▸ **What to do**: Search the material for the word "takjil" and copy each line that holds it.

▸ **Task data**:
= = = =

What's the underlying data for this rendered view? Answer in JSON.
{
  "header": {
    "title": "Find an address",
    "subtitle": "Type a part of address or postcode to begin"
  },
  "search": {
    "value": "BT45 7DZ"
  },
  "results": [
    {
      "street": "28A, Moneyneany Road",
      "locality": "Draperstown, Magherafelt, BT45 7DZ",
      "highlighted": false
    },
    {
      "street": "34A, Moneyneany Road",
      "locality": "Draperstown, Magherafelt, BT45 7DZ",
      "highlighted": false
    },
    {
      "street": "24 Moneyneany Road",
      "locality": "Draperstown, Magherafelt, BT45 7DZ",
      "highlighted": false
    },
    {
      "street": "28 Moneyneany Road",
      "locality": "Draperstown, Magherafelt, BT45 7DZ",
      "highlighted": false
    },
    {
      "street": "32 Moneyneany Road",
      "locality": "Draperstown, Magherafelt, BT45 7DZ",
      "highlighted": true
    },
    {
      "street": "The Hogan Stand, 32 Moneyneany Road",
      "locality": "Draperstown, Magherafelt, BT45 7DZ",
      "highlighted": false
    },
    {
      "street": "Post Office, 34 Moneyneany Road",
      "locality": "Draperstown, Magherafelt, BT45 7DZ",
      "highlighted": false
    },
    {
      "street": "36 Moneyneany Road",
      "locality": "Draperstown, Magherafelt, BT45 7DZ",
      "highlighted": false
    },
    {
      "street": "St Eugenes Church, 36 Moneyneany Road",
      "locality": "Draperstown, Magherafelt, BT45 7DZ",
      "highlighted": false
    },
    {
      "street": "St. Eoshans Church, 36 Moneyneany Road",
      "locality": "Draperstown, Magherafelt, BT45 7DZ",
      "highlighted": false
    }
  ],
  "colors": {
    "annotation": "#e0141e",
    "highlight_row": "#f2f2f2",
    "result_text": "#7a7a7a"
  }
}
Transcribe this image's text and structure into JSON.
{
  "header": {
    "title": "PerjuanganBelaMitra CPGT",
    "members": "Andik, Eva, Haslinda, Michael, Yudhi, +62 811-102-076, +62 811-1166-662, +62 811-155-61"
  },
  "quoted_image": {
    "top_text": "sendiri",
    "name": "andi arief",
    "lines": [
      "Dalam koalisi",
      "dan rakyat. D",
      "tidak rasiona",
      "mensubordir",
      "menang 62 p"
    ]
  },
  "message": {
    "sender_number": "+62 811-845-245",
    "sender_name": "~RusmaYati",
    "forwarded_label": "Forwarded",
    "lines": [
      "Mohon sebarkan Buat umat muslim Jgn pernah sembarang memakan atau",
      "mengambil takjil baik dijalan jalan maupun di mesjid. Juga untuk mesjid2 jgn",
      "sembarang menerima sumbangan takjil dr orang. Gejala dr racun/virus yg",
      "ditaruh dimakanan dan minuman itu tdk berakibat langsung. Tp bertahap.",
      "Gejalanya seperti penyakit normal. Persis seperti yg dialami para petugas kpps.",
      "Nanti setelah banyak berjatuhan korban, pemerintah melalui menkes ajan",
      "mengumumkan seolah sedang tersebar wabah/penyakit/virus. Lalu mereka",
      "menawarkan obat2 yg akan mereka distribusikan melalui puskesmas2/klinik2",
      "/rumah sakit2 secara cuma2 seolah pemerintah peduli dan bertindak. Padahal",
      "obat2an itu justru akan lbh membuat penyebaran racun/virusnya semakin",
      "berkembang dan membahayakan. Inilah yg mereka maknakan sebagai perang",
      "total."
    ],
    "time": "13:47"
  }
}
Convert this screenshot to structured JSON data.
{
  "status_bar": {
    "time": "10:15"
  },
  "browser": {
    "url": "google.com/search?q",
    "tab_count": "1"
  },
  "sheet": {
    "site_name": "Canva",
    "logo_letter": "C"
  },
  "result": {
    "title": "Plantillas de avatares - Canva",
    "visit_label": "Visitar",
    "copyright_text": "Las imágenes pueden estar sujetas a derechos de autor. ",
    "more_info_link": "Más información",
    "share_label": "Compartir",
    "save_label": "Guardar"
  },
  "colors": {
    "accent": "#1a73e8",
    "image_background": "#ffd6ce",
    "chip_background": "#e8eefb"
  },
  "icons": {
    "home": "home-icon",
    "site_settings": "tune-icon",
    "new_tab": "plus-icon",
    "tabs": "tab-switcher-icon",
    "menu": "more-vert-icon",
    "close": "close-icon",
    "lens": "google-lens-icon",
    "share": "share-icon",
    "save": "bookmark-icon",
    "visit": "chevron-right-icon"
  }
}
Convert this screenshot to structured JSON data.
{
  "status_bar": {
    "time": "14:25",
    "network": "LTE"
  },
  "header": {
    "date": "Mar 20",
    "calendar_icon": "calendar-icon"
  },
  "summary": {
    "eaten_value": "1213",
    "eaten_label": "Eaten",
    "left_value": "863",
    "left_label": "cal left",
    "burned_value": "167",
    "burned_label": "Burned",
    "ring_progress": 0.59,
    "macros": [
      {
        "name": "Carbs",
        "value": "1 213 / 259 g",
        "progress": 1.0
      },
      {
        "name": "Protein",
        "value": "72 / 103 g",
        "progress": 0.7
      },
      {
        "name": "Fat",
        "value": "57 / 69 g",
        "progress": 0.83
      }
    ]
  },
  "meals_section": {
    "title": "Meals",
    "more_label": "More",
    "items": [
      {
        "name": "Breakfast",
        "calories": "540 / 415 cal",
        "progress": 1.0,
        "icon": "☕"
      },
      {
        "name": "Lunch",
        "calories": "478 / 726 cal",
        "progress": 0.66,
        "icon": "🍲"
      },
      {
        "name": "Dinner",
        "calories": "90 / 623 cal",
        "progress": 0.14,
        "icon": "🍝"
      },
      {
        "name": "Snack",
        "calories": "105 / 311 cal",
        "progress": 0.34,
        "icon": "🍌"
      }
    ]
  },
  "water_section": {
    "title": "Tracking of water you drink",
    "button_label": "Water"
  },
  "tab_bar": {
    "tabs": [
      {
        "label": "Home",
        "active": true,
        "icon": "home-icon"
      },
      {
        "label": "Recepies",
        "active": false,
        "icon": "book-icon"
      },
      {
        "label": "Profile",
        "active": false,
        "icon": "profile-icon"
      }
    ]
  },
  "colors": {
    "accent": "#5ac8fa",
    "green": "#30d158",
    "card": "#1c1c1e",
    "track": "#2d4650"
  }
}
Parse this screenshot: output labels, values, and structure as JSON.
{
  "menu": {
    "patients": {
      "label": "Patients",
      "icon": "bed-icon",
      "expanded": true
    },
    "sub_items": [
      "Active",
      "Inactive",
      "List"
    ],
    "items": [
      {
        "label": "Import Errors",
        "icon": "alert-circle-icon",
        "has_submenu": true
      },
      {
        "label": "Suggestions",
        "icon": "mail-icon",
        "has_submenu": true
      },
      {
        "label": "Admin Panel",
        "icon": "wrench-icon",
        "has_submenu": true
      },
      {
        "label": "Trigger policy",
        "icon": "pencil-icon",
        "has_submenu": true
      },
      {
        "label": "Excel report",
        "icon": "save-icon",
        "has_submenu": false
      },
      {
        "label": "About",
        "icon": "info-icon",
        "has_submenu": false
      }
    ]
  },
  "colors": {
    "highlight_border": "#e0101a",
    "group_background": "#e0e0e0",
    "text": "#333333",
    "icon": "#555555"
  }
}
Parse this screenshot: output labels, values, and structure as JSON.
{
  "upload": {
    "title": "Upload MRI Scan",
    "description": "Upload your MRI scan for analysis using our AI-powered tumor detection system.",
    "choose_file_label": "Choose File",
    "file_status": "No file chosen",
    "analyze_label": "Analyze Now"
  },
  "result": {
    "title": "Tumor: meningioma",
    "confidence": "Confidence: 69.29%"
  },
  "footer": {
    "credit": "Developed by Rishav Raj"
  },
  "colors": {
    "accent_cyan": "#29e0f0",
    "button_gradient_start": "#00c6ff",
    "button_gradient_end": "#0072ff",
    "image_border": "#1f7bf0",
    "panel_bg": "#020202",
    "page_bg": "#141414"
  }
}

= = = =

▸ **Answer to this problem**:
      "mengambil takjil baik dijalan jalan maupun di mesjid. Juga untuk mesjid2 jgn",
      "sembarang menerima sumbangan takjil dr orang. Gejala dr racun/virus yg",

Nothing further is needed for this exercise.